Skip the pictures and repeat each line of the data exactly.

── INPUT ROWS

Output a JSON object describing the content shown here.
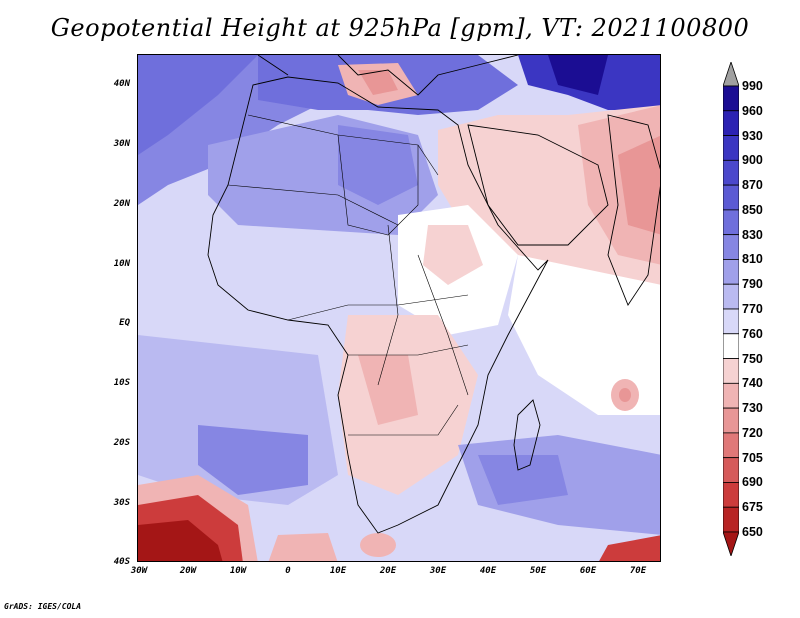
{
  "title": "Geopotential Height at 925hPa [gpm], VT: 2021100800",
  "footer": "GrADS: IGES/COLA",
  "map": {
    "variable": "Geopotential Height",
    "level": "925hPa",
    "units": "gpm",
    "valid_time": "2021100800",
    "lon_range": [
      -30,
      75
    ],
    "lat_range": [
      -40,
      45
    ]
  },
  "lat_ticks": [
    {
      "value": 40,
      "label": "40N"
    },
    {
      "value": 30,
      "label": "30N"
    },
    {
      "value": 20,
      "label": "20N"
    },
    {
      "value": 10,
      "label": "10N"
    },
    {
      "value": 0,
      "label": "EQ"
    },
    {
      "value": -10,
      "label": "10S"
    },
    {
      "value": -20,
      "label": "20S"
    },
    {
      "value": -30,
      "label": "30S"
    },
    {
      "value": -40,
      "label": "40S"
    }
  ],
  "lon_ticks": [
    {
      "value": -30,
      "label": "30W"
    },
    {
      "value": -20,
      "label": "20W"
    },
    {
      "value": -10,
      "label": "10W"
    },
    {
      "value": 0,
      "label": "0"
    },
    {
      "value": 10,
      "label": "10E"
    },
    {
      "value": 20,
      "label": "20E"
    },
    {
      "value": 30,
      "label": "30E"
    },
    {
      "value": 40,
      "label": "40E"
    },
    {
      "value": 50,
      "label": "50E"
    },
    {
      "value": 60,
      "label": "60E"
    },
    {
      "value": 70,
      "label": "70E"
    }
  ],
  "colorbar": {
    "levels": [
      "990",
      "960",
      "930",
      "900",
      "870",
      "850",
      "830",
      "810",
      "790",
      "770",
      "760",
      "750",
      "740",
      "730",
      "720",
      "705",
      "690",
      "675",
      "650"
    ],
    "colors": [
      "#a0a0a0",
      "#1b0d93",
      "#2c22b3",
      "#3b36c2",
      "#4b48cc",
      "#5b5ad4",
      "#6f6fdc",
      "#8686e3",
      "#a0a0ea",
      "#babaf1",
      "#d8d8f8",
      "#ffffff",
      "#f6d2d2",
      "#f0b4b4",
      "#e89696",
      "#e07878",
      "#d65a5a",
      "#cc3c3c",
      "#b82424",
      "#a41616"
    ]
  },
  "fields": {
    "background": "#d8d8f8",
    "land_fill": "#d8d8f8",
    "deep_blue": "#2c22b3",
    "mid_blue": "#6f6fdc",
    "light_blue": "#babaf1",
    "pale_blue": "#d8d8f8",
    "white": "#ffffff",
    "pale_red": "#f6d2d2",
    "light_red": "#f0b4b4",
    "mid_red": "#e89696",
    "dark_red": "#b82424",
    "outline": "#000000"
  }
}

────

## SOLUTION FOR THIS EXERCISE:
Output a JSON object describing the content shown here.
{
  "title": "Geopotential Height at 925hPa [gpm], VT: 2021100800",
  "footer": "GrADS: IGES/COLA",
  "map": {
    "variable": "Geopotential Height",
    "level": "925hPa",
    "units": "gpm",
    "valid_time": "2021100800",
    "lon_range": [
      -30,
      75
    ],
    "lat_range": [
      -40,
      45
    ]
  },
  "lat_ticks": [
    {
      "value": 40,
      "label": "40N"
    },
    {
      "value": 30,
      "label": "30N"
    },
    {
      "value": 20,
      "label": "20N"
    },
    {
      "value": 10,
      "label": "10N"
    },
    {
      "value": 0,
      "label": "EQ"
    },
    {
      "value": -10,
      "label": "10S"
    },
    {
      "value": -20,
      "label": "20S"
    },
    {
      "value": -30,
      "label": "30S"
    },
    {
      "value": -40,
      "label": "40S"
    }
  ],
  "lon_ticks": [
    {
      "value": -30,
      "label": "30W"
    },
    {
      "value": -20,
      "label": "20W"
    },
    {
      "value": -10,
      "label": "10W"
    },
    {
      "value": 0,
      "label": "0"
    },
    {
      "value": 10,
      "label": "10E"
    },
    {
      "value": 20,
      "label": "20E"
    },
    {
      "value": 30,
      "label": "30E"
    },
    {
      "value": 40,
      "label": "40E"
    },
    {
      "value": 50,
      "label": "50E"
    },
    {
      "value": 60,
      "label": "60E"
    },
    {
      "value": 70,
      "label": "70E"
    }
  ],
  "colorbar": {
    "levels": [
      "990",
      "960",
      "930",
      "900",
      "870",
      "850",
      "830",
      "810",
      "790",
      "770",
      "760",
      "750",
      "740",
      "730",
      "720",
      "705",
      "690",
      "675",
      "650"
    ],
    "colors": [
      "#a0a0a0",
      "#1b0d93",
      "#2c22b3",
      "#3b36c2",
      "#4b48cc",
      "#5b5ad4",
      "#6f6fdc",
      "#8686e3",
      "#a0a0ea",
      "#babaf1",
      "#d8d8f8",
      "#ffffff",
      "#f6d2d2",
      "#f0b4b4",
      "#e89696",
      "#e07878",
      "#d65a5a",
      "#cc3c3c",
      "#b82424",
      "#a41616"
    ]
  },
  "fields": {
    "background": "#d8d8f8",
    "land_fill": "#d8d8f8",
    "deep_blue": "#2c22b3",
    "mid_blue": "#6f6fdc",
    "light_blue": "#babaf1",
    "pale_blue": "#d8d8f8",
    "white": "#ffffff",
    "pale_red": "#f6d2d2",
    "light_red": "#f0b4b4",
    "mid_red": "#e89696",
    "dark_red": "#b82424",
    "outline": "#000000"
  }
}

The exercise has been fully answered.